GIVEN PROBLEM
Copy all the entries below exactly, but not the pictures.

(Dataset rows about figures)

+++++

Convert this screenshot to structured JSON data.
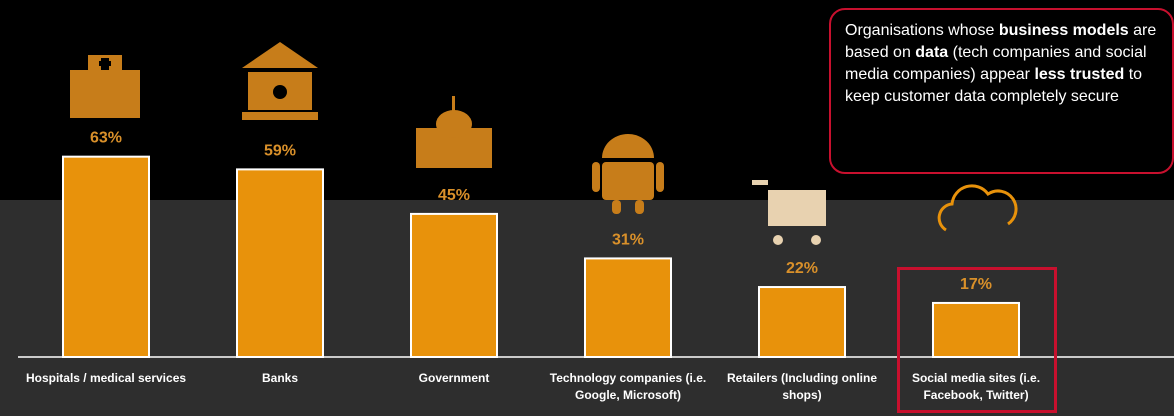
{
  "chart_data": {
    "type": "bar",
    "categories": [
      "Hospitals / medical services",
      "Banks",
      "Government",
      "Technology companies (i.e. Google, Microsoft)",
      "Retailers (Including online shops)",
      "Social media sites (i.e. Facebook, Twitter)"
    ],
    "values": [
      63,
      59,
      45,
      31,
      22,
      17
    ],
    "value_labels": [
      "63%",
      "59%",
      "45%",
      "31%",
      "22%",
      "17%"
    ],
    "color": "#e8920b",
    "annotation": [
      "Organisations whose ",
      "business models",
      " are based on ",
      "data",
      " (tech companies and social media companies) appear ",
      "less trusted",
      " to keep customer data completely secure"
    ]
  }
}
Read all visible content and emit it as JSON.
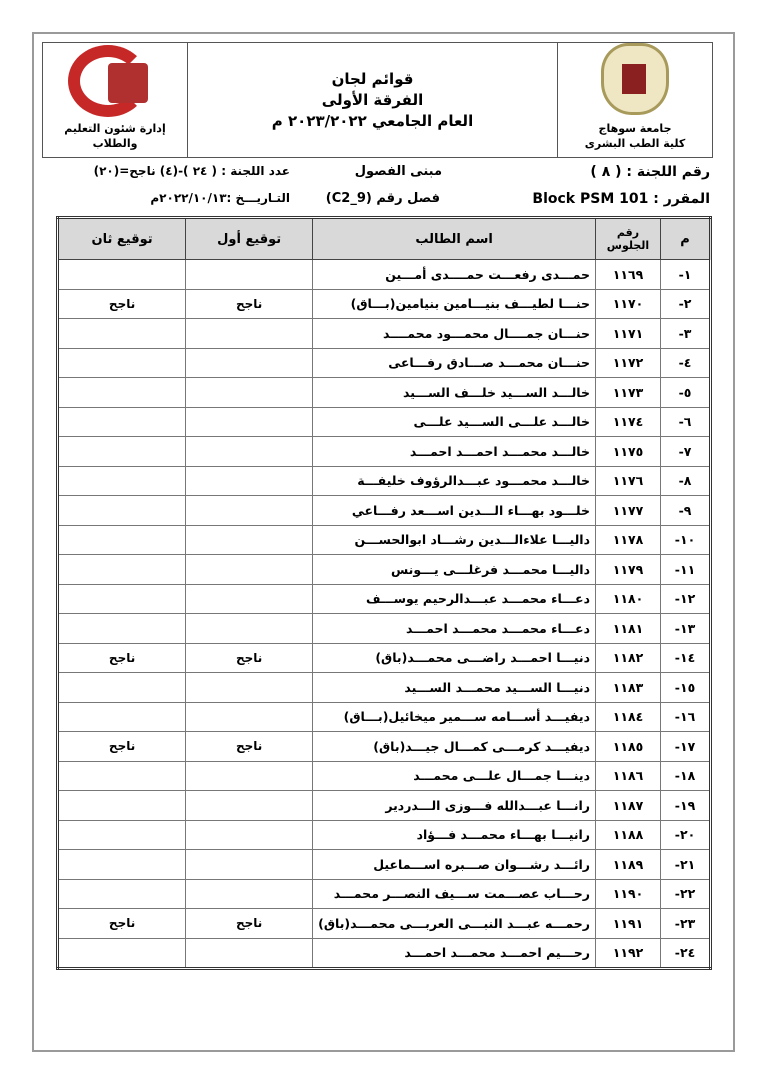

+++++

RESULT BELOW
Convert this screenshot to structured JSON data.
{
  "chart_data": {
    "type": "bar",
    "categories": [
      "Hospitals / medical services",
      "Banks",
      "Government",
      "Technology companies (i.e. Google, Microsoft)",
      "Retailers (Including online shops)",
      "Social media sites (i.e. Facebook, Twitter)"
    ],
    "values": [
      63,
      59,
      45,
      31,
      22,
      17
    ],
    "value_labels": [
      "63%",
      "59%",
      "45%",
      "31%",
      "22%",
      "17%"
    ],
    "color": "#e8920b",
    "annotation": [
      "Organisations whose ",
      "business models",
      " are based on ",
      "data",
      " (tech companies and social media companies) appear ",
      "less trusted",
      " to keep customer data completely secure"
    ]
  }
}
Read all visible content and emit it as JSON.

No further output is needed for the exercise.